> Task to complete: Copy each line that contains the word "name".
# # #
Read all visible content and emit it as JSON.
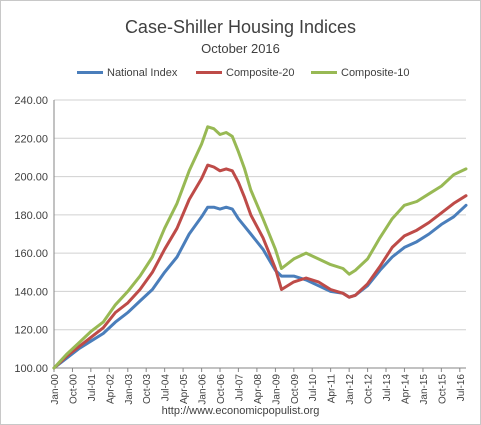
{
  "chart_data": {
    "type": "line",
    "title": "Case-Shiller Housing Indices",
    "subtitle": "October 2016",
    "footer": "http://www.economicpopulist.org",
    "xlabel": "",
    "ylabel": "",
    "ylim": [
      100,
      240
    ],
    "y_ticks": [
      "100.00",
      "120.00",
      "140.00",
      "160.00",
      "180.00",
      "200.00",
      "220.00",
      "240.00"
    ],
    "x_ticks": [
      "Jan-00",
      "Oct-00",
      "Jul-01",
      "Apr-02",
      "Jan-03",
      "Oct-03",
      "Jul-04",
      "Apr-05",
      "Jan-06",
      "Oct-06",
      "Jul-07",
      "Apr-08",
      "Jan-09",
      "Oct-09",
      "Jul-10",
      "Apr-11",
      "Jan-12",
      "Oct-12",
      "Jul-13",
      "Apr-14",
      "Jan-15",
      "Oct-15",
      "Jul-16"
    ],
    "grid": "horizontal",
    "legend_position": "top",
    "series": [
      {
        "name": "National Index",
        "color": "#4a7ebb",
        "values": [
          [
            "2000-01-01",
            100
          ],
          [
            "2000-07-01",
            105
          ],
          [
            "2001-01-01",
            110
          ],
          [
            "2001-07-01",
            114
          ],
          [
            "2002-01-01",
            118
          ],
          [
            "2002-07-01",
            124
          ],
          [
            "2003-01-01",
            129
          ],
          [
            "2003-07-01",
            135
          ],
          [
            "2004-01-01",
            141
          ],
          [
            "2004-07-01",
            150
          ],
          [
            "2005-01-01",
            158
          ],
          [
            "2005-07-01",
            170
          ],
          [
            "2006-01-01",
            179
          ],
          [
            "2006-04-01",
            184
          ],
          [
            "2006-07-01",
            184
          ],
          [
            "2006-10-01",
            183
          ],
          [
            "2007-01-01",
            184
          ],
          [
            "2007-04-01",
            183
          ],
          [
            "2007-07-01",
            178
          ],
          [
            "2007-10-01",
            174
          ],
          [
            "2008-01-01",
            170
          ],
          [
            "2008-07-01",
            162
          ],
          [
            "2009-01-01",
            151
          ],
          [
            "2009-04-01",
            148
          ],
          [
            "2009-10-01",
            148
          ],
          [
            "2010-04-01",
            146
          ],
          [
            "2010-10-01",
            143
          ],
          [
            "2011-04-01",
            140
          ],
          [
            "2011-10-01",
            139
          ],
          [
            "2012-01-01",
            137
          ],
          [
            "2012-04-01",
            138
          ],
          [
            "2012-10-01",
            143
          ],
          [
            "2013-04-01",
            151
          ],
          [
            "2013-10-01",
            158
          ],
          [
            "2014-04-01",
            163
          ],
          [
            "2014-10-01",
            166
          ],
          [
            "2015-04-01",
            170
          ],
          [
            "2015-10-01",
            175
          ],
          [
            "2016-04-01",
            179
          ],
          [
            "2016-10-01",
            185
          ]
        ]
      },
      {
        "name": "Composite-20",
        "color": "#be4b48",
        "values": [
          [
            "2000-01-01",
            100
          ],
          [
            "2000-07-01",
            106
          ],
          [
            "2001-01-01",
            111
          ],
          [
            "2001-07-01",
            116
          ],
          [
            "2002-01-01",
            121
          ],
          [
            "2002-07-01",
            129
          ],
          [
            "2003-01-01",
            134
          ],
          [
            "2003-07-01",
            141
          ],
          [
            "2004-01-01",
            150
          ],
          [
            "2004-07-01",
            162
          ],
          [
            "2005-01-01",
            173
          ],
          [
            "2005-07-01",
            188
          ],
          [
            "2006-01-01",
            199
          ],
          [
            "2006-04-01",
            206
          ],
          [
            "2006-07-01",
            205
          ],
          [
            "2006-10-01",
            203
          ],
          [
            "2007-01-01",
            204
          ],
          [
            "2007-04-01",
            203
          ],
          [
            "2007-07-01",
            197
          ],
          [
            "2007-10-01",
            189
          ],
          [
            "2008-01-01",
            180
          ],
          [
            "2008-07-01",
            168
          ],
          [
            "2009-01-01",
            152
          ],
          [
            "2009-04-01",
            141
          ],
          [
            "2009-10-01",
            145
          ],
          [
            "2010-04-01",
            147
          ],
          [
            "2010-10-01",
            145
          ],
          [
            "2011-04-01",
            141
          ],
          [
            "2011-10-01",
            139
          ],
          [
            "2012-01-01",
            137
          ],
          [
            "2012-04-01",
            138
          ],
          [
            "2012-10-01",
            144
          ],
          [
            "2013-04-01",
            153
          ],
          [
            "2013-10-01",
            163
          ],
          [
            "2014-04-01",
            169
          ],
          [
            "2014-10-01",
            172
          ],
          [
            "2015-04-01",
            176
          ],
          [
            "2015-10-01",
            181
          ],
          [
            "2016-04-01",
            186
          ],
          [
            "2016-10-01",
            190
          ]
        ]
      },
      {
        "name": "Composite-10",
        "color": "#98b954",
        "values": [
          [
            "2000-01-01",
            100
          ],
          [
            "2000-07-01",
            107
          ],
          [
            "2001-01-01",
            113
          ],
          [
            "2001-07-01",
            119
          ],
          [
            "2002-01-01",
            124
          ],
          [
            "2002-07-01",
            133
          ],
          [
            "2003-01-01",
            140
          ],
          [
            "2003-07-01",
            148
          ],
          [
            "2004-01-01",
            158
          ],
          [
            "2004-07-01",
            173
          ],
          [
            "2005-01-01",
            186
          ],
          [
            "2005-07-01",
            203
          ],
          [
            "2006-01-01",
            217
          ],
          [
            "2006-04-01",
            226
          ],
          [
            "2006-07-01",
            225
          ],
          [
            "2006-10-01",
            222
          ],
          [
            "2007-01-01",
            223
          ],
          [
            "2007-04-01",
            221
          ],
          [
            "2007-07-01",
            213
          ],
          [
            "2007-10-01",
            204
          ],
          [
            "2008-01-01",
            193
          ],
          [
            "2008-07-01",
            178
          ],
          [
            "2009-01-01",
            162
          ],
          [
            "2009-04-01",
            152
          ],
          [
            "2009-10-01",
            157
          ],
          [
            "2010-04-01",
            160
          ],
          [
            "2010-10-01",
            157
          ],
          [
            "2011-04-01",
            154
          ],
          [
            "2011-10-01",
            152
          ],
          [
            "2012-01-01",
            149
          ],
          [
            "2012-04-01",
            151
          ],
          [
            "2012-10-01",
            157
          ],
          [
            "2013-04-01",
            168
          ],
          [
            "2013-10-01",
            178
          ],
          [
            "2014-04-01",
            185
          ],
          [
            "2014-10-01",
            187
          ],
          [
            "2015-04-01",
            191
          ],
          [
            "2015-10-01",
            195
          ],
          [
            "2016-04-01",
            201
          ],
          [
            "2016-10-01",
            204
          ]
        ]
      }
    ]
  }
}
# # #
> Correct result:
        "name": "National Index",
        "name": "Composite-20",
        "name": "Composite-10",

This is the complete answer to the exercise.